• Material shown:

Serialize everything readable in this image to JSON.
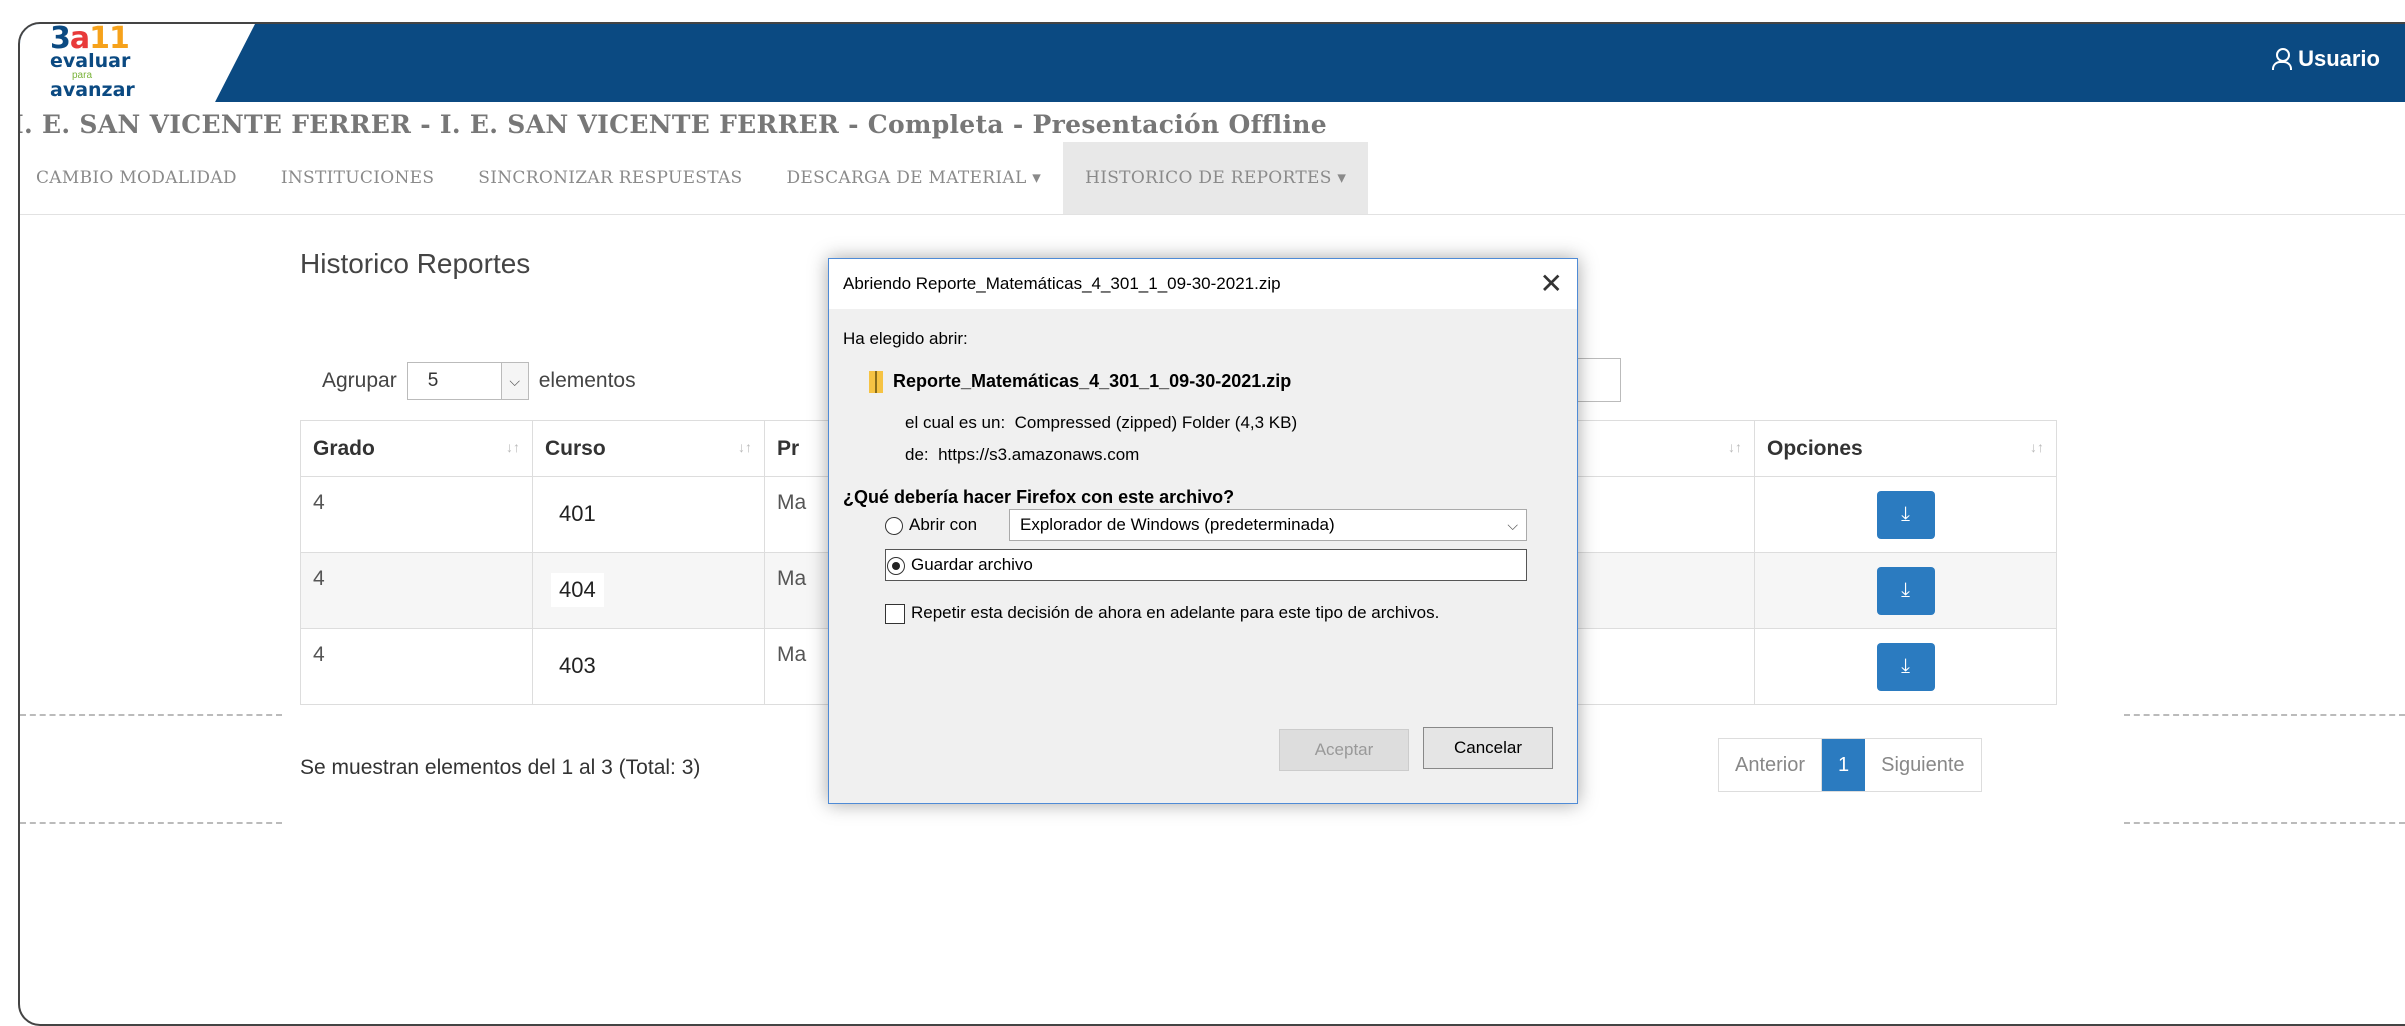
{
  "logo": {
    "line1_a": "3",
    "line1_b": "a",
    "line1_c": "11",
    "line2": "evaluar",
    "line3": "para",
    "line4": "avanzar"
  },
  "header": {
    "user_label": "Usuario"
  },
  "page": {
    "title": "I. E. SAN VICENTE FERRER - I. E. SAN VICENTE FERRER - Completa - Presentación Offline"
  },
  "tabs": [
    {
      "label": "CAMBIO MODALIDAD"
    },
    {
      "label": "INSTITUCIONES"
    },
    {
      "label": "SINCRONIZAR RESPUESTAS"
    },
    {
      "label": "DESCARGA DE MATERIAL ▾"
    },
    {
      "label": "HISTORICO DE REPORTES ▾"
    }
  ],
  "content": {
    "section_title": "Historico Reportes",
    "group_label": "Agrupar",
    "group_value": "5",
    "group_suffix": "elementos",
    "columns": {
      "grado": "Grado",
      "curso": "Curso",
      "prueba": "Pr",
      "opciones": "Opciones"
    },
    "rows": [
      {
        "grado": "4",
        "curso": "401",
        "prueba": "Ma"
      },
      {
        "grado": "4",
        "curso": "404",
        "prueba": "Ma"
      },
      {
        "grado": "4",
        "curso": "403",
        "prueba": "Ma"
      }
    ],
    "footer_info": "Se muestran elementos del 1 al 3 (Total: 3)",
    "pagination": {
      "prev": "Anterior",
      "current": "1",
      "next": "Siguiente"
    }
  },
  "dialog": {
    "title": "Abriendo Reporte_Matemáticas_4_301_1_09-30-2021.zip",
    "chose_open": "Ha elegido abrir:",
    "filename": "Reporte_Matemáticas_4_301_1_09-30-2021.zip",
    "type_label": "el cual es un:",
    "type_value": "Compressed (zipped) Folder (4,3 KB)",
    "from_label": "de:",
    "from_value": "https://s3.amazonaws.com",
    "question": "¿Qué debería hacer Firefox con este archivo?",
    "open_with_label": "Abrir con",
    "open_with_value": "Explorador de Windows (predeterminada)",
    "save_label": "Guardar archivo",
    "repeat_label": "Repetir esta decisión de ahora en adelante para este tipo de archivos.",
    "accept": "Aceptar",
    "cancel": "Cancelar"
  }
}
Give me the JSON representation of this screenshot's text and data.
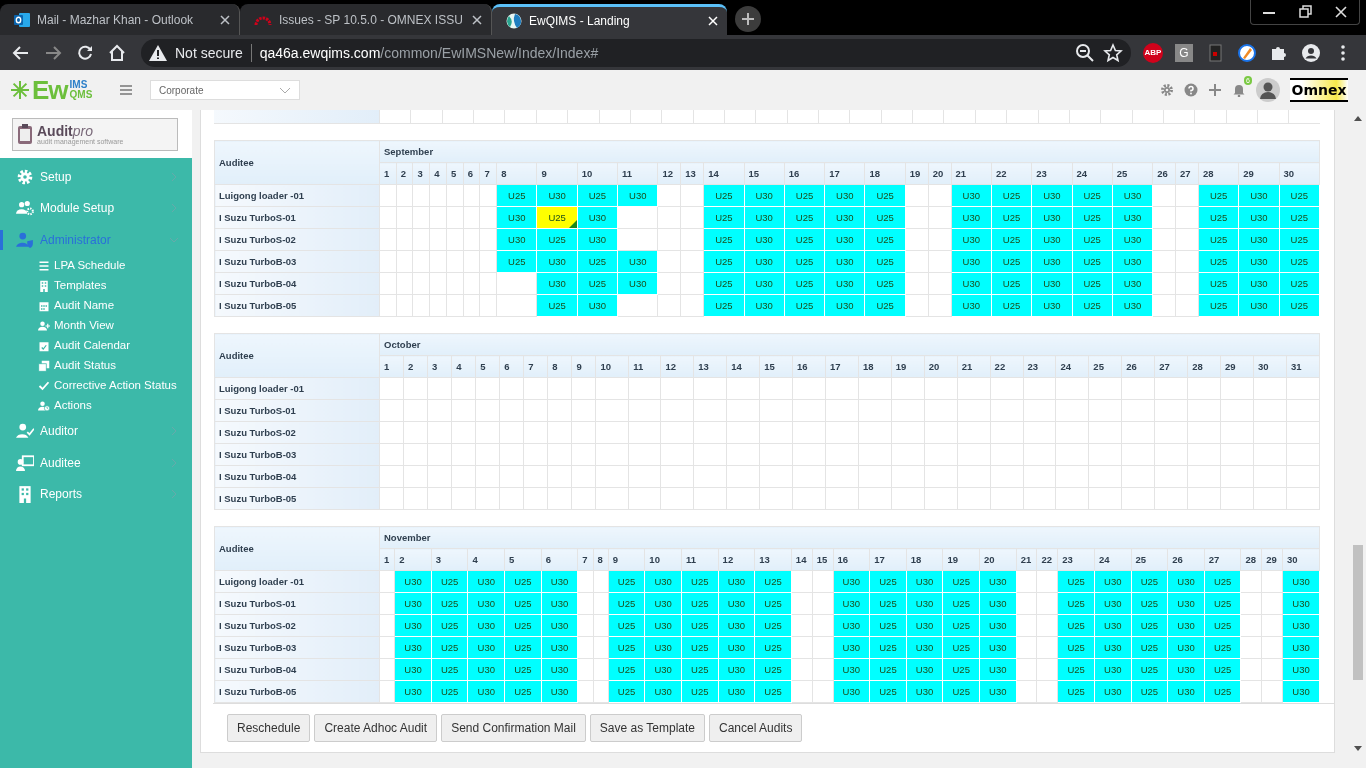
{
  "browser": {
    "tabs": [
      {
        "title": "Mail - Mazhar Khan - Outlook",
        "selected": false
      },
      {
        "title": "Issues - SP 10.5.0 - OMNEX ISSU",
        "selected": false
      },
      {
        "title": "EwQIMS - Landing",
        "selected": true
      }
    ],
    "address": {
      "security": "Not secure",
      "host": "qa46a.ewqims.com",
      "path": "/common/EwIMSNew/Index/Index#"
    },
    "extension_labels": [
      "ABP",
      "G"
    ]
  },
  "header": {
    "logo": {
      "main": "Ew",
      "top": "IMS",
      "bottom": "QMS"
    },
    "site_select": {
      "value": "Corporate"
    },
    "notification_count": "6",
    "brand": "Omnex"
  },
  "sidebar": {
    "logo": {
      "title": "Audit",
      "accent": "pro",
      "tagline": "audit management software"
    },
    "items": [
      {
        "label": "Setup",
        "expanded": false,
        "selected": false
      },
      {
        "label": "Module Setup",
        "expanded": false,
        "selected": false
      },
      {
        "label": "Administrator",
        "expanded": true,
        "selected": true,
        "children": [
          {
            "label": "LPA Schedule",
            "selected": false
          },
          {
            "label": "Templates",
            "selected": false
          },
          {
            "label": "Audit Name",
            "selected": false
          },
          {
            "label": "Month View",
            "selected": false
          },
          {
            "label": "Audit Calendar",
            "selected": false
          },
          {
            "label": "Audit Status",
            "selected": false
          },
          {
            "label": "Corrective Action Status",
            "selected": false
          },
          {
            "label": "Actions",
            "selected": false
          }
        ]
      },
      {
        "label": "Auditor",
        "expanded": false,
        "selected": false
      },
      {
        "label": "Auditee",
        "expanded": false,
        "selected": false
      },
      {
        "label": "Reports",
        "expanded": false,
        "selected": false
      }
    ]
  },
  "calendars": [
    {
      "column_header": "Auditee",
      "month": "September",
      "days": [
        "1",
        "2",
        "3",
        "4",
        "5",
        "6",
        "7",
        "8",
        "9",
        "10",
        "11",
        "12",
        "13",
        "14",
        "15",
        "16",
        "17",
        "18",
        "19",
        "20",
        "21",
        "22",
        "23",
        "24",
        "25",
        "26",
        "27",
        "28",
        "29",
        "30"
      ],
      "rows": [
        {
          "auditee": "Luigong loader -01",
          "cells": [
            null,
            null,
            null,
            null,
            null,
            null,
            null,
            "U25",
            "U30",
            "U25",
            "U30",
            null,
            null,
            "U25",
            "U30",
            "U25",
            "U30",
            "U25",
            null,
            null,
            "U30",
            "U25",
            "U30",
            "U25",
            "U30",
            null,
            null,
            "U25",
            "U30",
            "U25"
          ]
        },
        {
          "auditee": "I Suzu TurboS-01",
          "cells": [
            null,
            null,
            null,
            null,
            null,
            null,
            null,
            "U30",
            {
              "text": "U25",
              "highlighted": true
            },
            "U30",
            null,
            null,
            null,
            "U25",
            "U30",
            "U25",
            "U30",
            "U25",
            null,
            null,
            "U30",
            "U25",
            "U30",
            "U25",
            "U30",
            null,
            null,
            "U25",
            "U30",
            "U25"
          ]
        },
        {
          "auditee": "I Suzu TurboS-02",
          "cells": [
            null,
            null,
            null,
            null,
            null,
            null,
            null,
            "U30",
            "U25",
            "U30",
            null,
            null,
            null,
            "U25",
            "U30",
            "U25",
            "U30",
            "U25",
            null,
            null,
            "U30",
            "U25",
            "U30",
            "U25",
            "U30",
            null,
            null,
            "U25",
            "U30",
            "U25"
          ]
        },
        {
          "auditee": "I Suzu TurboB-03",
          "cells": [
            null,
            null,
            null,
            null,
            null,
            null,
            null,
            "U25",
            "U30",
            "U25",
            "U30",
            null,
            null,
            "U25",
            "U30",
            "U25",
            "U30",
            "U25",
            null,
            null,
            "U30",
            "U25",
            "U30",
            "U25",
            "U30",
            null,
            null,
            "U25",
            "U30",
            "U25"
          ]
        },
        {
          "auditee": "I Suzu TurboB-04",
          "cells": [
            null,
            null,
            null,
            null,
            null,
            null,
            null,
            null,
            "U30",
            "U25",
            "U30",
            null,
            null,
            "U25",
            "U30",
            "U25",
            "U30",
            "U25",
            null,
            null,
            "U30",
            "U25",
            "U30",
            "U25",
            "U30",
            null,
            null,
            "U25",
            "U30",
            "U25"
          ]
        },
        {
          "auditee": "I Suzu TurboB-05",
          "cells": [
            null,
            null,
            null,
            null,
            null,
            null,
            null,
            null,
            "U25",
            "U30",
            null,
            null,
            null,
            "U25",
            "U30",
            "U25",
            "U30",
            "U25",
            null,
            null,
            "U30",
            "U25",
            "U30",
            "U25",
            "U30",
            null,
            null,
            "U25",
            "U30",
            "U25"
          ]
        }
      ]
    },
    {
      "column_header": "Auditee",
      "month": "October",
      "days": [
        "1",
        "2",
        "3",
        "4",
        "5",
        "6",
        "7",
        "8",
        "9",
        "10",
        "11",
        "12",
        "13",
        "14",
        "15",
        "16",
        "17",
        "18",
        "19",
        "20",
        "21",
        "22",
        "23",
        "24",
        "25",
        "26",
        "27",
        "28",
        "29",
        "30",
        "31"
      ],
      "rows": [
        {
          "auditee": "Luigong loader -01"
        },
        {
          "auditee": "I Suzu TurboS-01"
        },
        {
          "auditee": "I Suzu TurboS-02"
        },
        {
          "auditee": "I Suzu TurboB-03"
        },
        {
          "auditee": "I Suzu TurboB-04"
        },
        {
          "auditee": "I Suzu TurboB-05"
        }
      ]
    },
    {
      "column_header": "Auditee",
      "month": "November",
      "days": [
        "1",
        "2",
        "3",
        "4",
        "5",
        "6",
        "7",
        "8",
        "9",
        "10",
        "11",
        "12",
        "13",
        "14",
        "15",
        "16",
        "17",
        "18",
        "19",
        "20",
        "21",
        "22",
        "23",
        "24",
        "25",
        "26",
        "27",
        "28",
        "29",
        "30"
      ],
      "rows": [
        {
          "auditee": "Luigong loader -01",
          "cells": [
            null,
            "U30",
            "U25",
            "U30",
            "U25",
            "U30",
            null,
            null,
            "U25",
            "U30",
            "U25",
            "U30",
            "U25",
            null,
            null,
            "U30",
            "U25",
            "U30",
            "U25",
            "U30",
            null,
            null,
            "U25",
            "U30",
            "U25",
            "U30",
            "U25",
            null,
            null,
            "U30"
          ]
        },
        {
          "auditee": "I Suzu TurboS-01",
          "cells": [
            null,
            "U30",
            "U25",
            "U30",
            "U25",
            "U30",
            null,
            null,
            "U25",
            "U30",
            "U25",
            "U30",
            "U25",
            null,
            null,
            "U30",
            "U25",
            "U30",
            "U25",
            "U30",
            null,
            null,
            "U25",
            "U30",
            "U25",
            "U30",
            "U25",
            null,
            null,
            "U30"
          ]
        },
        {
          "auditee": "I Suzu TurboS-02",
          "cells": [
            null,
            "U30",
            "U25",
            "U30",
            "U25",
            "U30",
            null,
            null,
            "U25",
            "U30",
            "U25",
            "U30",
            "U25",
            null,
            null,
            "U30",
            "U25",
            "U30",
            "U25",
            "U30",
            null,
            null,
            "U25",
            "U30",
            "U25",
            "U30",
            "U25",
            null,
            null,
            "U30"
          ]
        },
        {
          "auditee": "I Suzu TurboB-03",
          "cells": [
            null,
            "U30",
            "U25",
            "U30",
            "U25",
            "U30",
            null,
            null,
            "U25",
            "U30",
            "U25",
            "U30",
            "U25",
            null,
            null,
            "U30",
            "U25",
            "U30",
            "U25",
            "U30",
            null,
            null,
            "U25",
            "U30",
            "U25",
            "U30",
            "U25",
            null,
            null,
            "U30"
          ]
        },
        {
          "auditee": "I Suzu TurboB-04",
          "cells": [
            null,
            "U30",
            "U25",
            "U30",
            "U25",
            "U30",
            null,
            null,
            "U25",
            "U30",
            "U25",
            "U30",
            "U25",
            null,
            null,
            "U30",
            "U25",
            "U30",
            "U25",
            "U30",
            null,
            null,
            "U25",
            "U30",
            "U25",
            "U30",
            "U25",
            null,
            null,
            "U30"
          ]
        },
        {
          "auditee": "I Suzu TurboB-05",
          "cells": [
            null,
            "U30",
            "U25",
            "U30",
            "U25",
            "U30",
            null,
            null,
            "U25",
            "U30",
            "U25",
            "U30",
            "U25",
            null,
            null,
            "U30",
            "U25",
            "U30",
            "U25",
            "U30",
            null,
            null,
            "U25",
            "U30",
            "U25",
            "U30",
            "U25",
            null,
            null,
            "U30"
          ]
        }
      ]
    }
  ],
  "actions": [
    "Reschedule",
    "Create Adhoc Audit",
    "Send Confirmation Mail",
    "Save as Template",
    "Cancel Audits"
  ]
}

• Problem to solve: Out of the material above, gather each line where "elementos" appears.

• Written solution:
    "group_suffix": "elementos",
    "footer_info": "Se muestran elementos del 1 al 3 (Total: 3)",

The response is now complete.